══ DATASET

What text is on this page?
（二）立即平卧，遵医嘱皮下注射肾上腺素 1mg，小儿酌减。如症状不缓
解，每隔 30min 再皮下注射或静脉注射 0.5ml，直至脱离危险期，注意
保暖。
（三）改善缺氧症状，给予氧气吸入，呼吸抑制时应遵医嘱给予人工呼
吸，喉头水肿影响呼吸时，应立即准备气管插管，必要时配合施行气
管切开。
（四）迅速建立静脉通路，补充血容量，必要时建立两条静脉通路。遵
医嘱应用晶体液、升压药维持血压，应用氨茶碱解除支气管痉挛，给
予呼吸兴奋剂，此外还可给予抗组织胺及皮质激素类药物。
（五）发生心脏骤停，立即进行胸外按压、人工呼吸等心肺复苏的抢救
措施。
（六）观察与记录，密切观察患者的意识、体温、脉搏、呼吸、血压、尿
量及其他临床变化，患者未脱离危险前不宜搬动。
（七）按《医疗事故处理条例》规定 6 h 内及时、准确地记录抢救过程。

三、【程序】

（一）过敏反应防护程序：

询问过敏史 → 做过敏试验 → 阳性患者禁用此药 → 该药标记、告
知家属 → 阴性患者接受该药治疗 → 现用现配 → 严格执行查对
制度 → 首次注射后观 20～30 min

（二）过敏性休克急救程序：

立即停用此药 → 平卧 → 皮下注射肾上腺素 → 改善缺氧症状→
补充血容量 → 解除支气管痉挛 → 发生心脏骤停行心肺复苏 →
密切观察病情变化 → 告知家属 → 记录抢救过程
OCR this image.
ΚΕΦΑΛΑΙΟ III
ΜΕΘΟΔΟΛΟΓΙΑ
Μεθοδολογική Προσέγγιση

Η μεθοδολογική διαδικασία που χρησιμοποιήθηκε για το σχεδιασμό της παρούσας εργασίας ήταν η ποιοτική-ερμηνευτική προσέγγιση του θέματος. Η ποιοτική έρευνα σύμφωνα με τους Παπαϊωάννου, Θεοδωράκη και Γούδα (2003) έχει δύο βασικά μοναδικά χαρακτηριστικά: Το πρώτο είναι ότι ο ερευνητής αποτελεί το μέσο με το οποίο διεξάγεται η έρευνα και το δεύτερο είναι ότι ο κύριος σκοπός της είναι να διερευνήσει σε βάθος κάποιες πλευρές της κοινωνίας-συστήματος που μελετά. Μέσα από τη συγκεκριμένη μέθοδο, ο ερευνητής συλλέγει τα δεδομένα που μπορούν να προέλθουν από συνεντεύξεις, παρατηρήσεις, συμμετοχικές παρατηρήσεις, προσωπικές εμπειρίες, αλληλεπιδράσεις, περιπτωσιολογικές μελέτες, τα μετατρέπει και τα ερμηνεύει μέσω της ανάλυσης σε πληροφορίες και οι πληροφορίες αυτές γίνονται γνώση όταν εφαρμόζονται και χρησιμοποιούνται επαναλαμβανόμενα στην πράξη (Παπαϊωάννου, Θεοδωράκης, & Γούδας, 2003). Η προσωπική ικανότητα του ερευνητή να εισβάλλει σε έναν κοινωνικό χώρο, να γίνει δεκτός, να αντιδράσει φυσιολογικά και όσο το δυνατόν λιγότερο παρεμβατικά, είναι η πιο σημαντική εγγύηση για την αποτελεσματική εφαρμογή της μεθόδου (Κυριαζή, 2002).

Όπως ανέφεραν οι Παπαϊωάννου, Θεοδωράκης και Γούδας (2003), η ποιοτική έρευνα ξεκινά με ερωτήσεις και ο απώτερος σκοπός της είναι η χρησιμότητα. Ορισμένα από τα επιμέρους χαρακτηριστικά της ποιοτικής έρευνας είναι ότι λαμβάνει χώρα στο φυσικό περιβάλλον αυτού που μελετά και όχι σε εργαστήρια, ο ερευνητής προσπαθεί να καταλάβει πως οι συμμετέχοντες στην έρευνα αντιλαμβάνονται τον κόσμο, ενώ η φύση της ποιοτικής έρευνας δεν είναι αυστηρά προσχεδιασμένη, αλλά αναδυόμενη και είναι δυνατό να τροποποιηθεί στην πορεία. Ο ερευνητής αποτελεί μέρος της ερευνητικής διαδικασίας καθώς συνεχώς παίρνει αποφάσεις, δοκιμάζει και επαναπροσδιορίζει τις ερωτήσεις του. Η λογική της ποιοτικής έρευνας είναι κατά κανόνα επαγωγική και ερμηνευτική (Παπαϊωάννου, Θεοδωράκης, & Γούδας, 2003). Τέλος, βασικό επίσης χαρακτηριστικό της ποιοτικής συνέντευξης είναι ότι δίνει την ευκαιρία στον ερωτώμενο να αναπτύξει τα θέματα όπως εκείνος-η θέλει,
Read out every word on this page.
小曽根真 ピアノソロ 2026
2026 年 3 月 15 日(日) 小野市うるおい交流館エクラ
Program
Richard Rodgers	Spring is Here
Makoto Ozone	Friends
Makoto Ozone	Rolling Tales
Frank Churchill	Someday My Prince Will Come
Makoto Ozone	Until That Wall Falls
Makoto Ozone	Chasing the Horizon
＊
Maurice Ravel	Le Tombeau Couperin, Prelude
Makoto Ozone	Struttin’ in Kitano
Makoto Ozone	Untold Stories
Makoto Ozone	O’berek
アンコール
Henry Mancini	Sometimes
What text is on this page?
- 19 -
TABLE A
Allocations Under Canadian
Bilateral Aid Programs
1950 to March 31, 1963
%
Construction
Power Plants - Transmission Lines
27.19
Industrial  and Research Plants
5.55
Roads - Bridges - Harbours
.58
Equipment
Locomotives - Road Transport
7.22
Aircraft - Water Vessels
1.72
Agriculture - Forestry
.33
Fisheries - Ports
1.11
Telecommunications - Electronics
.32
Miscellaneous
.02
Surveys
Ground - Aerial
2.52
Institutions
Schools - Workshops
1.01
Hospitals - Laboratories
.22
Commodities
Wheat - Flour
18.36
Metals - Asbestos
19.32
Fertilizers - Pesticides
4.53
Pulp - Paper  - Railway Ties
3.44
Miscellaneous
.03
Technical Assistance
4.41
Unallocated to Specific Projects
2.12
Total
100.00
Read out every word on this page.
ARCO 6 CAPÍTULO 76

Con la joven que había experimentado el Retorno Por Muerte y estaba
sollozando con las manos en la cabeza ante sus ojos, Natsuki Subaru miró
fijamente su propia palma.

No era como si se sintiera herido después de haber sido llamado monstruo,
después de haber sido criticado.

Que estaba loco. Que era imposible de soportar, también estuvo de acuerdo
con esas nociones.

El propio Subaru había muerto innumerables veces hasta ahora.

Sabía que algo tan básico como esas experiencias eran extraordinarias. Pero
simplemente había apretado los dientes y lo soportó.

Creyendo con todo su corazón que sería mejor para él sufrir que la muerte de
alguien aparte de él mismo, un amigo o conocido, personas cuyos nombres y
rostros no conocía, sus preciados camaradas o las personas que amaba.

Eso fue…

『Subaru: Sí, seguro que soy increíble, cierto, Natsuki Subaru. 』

════

AIM:
Report how many lines of the records above contain the word "Ozone", and give only that number.

RESULT OF THIS EXERCISE:
7